WORK TO COMPLETE. Each line containing the word "JSON" must be reported.

╭─ STORED RECORDS

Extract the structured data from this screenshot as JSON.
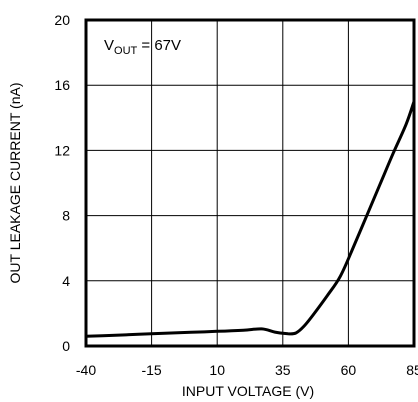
{
  "chart_data": {
    "type": "line",
    "title": "",
    "xlabel": "INPUT VOLTAGE (V)",
    "ylabel": "OUT LEAKAGE CURRENT (nA)",
    "xlim": [
      -40,
      85
    ],
    "ylim": [
      0,
      20
    ],
    "xticks": [
      -40,
      -15,
      10,
      35,
      60,
      85
    ],
    "yticks": [
      0,
      4,
      8,
      12,
      16,
      20
    ],
    "x_tick_labels": [
      "-40",
      "-15",
      "10",
      "35",
      "60",
      "85"
    ],
    "y_tick_labels": [
      "0",
      "4",
      "8",
      "12",
      "16",
      "20"
    ],
    "grid": true,
    "annotation": {
      "prefix": "V",
      "subscript": "OUT",
      "suffix": " = 67V"
    },
    "series": [
      {
        "x": [
          -40,
          -30,
          -20,
          -10,
          0,
          10,
          20,
          27,
          32,
          37,
          40,
          43,
          47,
          52,
          57,
          62,
          67,
          72,
          77,
          82,
          85
        ],
        "y": [
          0.6,
          0.65,
          0.72,
          0.78,
          0.84,
          0.9,
          0.97,
          1.05,
          0.85,
          0.75,
          0.8,
          1.2,
          2.0,
          3.1,
          4.3,
          6.1,
          8.0,
          9.9,
          11.8,
          13.6,
          15.0
        ]
      }
    ]
  }
}
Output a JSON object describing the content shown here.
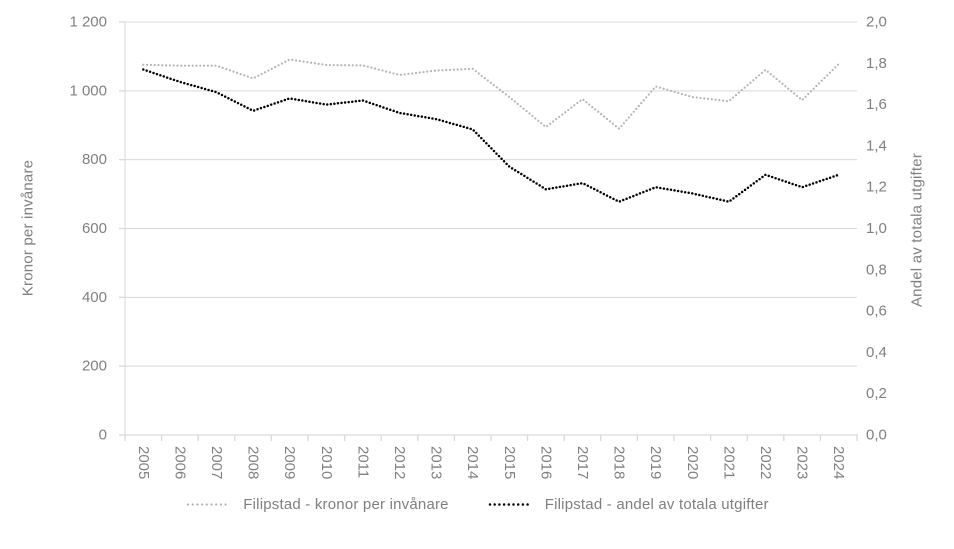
{
  "chart_data": {
    "type": "line",
    "title": "",
    "categories": [
      "2005",
      "2006",
      "2007",
      "2008",
      "2009",
      "2010",
      "2011",
      "2012",
      "2013",
      "2014",
      "2015",
      "2016",
      "2017",
      "2018",
      "2019",
      "2020",
      "2021",
      "2022",
      "2023",
      "2024"
    ],
    "series": [
      {
        "name": "Filipstad - kronor per invånare",
        "axis": "left",
        "color": "#b3b3b3",
        "dot_size": 2.2,
        "dot_gap": 3.8,
        "values": [
          1076,
          1073,
          1073,
          1036,
          1091,
          1075,
          1074,
          1046,
          1059,
          1064,
          982,
          895,
          976,
          890,
          1013,
          982,
          970,
          1061,
          973,
          1078
        ]
      },
      {
        "name": "Filipstad - andel av totala utgifter",
        "axis": "right",
        "color": "#000000",
        "dot_size": 2.5,
        "dot_gap": 3.6,
        "values": [
          1.77,
          1.71,
          1.66,
          1.57,
          1.63,
          1.6,
          1.62,
          1.56,
          1.53,
          1.48,
          1.3,
          1.19,
          1.22,
          1.13,
          1.2,
          1.17,
          1.13,
          1.26,
          1.2,
          1.26
        ]
      }
    ],
    "left_axis": {
      "label": "Kronor per invånare",
      "min": 0,
      "max": 1200,
      "tick_labels": [
        "0",
        "200",
        "400",
        "600",
        "800",
        "1 000",
        "1 200"
      ]
    },
    "right_axis": {
      "label": "Andel av totala utgifter",
      "min": 0,
      "max": 2,
      "tick_labels": [
        "0,0",
        "0,2",
        "0,4",
        "0,6",
        "0,8",
        "1,0",
        "1,2",
        "1,4",
        "1,6",
        "1,8",
        "2,0"
      ]
    },
    "grid": true,
    "legend_position": "bottom",
    "style": {
      "gridline_color": "#d9d9d9",
      "axis_color": "#d9d9d9",
      "tick_text_color": "#808080",
      "legend_text_color": "#7f7f7f",
      "background": "#ffffff"
    }
  }
}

╰─

TASK ANSWER.
Extract the structured data from this screenshot as JSON.
Output a JSON object describing the content shown here.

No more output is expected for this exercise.